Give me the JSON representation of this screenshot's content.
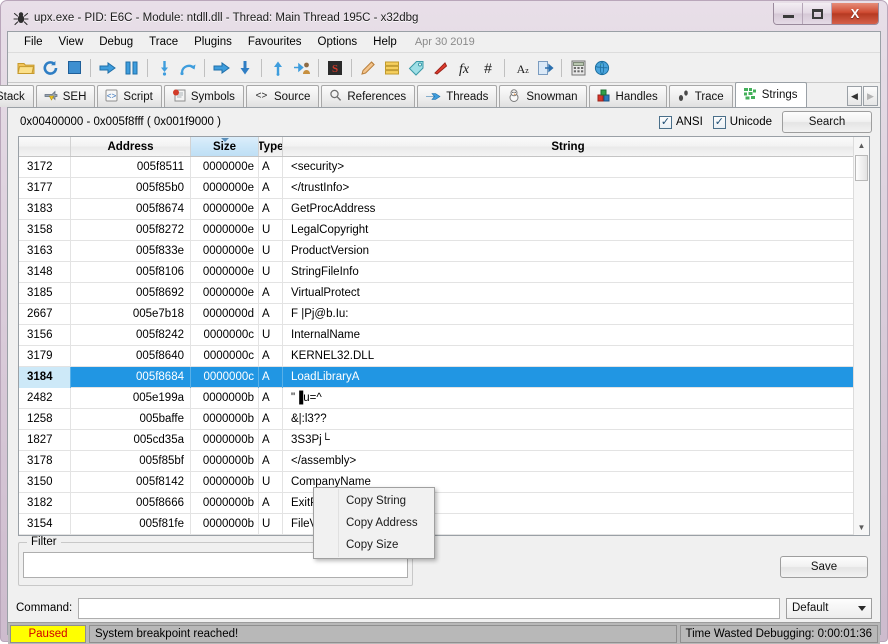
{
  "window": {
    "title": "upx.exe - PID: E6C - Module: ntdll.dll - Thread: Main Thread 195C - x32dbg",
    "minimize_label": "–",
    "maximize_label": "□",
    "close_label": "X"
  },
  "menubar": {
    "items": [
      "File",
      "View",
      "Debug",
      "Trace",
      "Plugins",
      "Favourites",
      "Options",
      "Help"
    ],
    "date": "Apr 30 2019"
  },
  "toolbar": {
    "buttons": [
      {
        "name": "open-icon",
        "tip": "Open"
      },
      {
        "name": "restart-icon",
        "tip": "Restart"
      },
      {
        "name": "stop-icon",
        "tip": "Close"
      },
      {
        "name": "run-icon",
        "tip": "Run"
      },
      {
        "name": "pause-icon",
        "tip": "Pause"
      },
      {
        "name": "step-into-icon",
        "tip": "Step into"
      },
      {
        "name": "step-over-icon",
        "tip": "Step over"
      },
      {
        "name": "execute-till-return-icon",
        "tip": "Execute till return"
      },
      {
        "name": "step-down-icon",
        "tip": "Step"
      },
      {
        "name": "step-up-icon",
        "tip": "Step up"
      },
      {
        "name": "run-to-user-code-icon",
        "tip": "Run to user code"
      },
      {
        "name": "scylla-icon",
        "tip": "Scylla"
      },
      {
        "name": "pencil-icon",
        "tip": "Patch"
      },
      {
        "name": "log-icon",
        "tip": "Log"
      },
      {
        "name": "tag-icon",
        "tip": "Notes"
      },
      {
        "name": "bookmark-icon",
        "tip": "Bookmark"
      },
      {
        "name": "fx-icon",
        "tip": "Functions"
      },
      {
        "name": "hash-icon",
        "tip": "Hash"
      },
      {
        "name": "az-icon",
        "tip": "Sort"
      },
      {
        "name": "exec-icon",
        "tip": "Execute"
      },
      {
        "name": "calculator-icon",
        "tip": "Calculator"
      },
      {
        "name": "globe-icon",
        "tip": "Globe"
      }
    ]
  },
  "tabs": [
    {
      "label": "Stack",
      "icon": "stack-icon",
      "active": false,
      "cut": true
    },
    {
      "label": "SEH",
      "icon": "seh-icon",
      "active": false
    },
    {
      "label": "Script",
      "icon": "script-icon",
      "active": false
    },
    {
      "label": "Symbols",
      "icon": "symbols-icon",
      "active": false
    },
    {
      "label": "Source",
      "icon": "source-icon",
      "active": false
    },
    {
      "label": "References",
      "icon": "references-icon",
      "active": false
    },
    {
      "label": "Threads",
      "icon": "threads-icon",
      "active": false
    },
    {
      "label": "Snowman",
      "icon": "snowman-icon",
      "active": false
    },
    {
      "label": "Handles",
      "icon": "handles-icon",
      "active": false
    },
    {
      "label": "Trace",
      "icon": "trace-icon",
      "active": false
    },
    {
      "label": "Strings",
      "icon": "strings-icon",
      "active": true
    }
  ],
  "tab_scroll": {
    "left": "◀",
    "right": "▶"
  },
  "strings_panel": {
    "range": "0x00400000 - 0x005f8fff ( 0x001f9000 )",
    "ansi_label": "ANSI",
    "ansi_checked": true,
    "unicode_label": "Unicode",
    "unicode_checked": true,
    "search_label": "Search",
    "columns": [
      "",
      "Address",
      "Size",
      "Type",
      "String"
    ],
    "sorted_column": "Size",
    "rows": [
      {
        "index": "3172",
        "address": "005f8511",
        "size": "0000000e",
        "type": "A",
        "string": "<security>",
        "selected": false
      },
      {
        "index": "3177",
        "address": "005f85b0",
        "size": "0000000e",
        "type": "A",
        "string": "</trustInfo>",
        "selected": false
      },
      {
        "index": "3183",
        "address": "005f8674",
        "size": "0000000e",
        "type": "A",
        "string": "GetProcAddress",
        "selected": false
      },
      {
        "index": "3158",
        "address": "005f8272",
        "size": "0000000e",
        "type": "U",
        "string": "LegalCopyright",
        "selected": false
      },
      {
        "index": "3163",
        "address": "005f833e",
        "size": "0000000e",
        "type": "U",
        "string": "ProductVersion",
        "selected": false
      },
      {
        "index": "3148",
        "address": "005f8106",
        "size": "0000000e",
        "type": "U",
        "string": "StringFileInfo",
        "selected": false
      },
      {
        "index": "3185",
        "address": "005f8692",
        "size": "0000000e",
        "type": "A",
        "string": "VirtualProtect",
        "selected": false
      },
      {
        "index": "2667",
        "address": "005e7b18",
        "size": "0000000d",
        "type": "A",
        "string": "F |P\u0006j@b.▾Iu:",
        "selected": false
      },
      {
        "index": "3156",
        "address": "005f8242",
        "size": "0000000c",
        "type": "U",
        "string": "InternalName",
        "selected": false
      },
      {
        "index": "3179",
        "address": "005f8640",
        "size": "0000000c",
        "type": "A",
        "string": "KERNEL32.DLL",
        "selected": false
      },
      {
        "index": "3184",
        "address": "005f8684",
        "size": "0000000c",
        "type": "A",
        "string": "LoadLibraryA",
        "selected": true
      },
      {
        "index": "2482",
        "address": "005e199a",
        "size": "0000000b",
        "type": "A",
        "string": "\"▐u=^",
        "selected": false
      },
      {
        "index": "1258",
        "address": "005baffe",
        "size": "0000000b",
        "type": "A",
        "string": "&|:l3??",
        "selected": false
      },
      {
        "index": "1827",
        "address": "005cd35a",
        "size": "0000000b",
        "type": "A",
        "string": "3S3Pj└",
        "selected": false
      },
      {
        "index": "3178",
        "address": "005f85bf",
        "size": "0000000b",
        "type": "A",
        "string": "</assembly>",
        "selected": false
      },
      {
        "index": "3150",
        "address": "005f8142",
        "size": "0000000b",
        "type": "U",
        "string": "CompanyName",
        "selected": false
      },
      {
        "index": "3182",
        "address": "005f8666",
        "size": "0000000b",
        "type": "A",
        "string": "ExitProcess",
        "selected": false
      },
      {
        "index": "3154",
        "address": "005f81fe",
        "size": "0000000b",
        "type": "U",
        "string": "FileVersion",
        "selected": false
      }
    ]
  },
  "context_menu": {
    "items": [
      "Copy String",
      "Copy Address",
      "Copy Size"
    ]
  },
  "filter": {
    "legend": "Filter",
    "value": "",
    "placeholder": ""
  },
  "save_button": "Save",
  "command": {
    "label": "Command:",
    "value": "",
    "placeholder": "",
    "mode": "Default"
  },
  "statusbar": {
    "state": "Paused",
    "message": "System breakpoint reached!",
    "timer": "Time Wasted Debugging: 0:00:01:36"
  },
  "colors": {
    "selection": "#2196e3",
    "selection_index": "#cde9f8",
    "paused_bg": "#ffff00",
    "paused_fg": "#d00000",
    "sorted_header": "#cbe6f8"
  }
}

**What is needed**
Transcribe every record above exactly, leaving out the pictures.

**Solved problem**
Give me the JSON representation of this screenshot's content.
{
  "window": {
    "title": "upx.exe - PID: E6C - Module: ntdll.dll - Thread: Main Thread 195C - x32dbg",
    "minimize_label": "–",
    "maximize_label": "□",
    "close_label": "X"
  },
  "menubar": {
    "items": [
      "File",
      "View",
      "Debug",
      "Trace",
      "Plugins",
      "Favourites",
      "Options",
      "Help"
    ],
    "date": "Apr 30 2019"
  },
  "toolbar": {
    "buttons": [
      {
        "name": "open-icon",
        "tip": "Open"
      },
      {
        "name": "restart-icon",
        "tip": "Restart"
      },
      {
        "name": "stop-icon",
        "tip": "Close"
      },
      {
        "name": "run-icon",
        "tip": "Run"
      },
      {
        "name": "pause-icon",
        "tip": "Pause"
      },
      {
        "name": "step-into-icon",
        "tip": "Step into"
      },
      {
        "name": "step-over-icon",
        "tip": "Step over"
      },
      {
        "name": "execute-till-return-icon",
        "tip": "Execute till return"
      },
      {
        "name": "step-down-icon",
        "tip": "Step"
      },
      {
        "name": "step-up-icon",
        "tip": "Step up"
      },
      {
        "name": "run-to-user-code-icon",
        "tip": "Run to user code"
      },
      {
        "name": "scylla-icon",
        "tip": "Scylla"
      },
      {
        "name": "pencil-icon",
        "tip": "Patch"
      },
      {
        "name": "log-icon",
        "tip": "Log"
      },
      {
        "name": "tag-icon",
        "tip": "Notes"
      },
      {
        "name": "bookmark-icon",
        "tip": "Bookmark"
      },
      {
        "name": "fx-icon",
        "tip": "Functions"
      },
      {
        "name": "hash-icon",
        "tip": "Hash"
      },
      {
        "name": "az-icon",
        "tip": "Sort"
      },
      {
        "name": "exec-icon",
        "tip": "Execute"
      },
      {
        "name": "calculator-icon",
        "tip": "Calculator"
      },
      {
        "name": "globe-icon",
        "tip": "Globe"
      }
    ]
  },
  "tabs": [
    {
      "label": "Stack",
      "icon": "stack-icon",
      "active": false,
      "cut": true
    },
    {
      "label": "SEH",
      "icon": "seh-icon",
      "active": false
    },
    {
      "label": "Script",
      "icon": "script-icon",
      "active": false
    },
    {
      "label": "Symbols",
      "icon": "symbols-icon",
      "active": false
    },
    {
      "label": "Source",
      "icon": "source-icon",
      "active": false
    },
    {
      "label": "References",
      "icon": "references-icon",
      "active": false
    },
    {
      "label": "Threads",
      "icon": "threads-icon",
      "active": false
    },
    {
      "label": "Snowman",
      "icon": "snowman-icon",
      "active": false
    },
    {
      "label": "Handles",
      "icon": "handles-icon",
      "active": false
    },
    {
      "label": "Trace",
      "icon": "trace-icon",
      "active": false
    },
    {
      "label": "Strings",
      "icon": "strings-icon",
      "active": true
    }
  ],
  "tab_scroll": {
    "left": "◀",
    "right": "▶"
  },
  "strings_panel": {
    "range": "0x00400000 - 0x005f8fff ( 0x001f9000 )",
    "ansi_label": "ANSI",
    "ansi_checked": true,
    "unicode_label": "Unicode",
    "unicode_checked": true,
    "search_label": "Search",
    "columns": [
      "",
      "Address",
      "Size",
      "Type",
      "String"
    ],
    "sorted_column": "Size",
    "rows": [
      {
        "index": "3172",
        "address": "005f8511",
        "size": "0000000e",
        "type": "A",
        "string": "<security>",
        "selected": false
      },
      {
        "index": "3177",
        "address": "005f85b0",
        "size": "0000000e",
        "type": "A",
        "string": "</trustInfo>",
        "selected": false
      },
      {
        "index": "3183",
        "address": "005f8674",
        "size": "0000000e",
        "type": "A",
        "string": "GetProcAddress",
        "selected": false
      },
      {
        "index": "3158",
        "address": "005f8272",
        "size": "0000000e",
        "type": "U",
        "string": "LegalCopyright",
        "selected": false
      },
      {
        "index": "3163",
        "address": "005f833e",
        "size": "0000000e",
        "type": "U",
        "string": "ProductVersion",
        "selected": false
      },
      {
        "index": "3148",
        "address": "005f8106",
        "size": "0000000e",
        "type": "U",
        "string": "StringFileInfo",
        "selected": false
      },
      {
        "index": "3185",
        "address": "005f8692",
        "size": "0000000e",
        "type": "A",
        "string": "VirtualProtect",
        "selected": false
      },
      {
        "index": "2667",
        "address": "005e7b18",
        "size": "0000000d",
        "type": "A",
        "string": "F |P\u0006j@b.▾Iu:",
        "selected": false
      },
      {
        "index": "3156",
        "address": "005f8242",
        "size": "0000000c",
        "type": "U",
        "string": "InternalName",
        "selected": false
      },
      {
        "index": "3179",
        "address": "005f8640",
        "size": "0000000c",
        "type": "A",
        "string": "KERNEL32.DLL",
        "selected": false
      },
      {
        "index": "3184",
        "address": "005f8684",
        "size": "0000000c",
        "type": "A",
        "string": "LoadLibraryA",
        "selected": true
      },
      {
        "index": "2482",
        "address": "005e199a",
        "size": "0000000b",
        "type": "A",
        "string": "\"▐u=^",
        "selected": false
      },
      {
        "index": "1258",
        "address": "005baffe",
        "size": "0000000b",
        "type": "A",
        "string": "&|:l3??",
        "selected": false
      },
      {
        "index": "1827",
        "address": "005cd35a",
        "size": "0000000b",
        "type": "A",
        "string": "3S3Pj└",
        "selected": false
      },
      {
        "index": "3178",
        "address": "005f85bf",
        "size": "0000000b",
        "type": "A",
        "string": "</assembly>",
        "selected": false
      },
      {
        "index": "3150",
        "address": "005f8142",
        "size": "0000000b",
        "type": "U",
        "string": "CompanyName",
        "selected": false
      },
      {
        "index": "3182",
        "address": "005f8666",
        "size": "0000000b",
        "type": "A",
        "string": "ExitProcess",
        "selected": false
      },
      {
        "index": "3154",
        "address": "005f81fe",
        "size": "0000000b",
        "type": "U",
        "string": "FileVersion",
        "selected": false
      }
    ]
  },
  "context_menu": {
    "items": [
      "Copy String",
      "Copy Address",
      "Copy Size"
    ]
  },
  "filter": {
    "legend": "Filter",
    "value": "",
    "placeholder": ""
  },
  "save_button": "Save",
  "command": {
    "label": "Command:",
    "value": "",
    "placeholder": "",
    "mode": "Default"
  },
  "statusbar": {
    "state": "Paused",
    "message": "System breakpoint reached!",
    "timer": "Time Wasted Debugging: 0:00:01:36"
  },
  "colors": {
    "selection": "#2196e3",
    "selection_index": "#cde9f8",
    "paused_bg": "#ffff00",
    "paused_fg": "#d00000",
    "sorted_header": "#cbe6f8"
  }
}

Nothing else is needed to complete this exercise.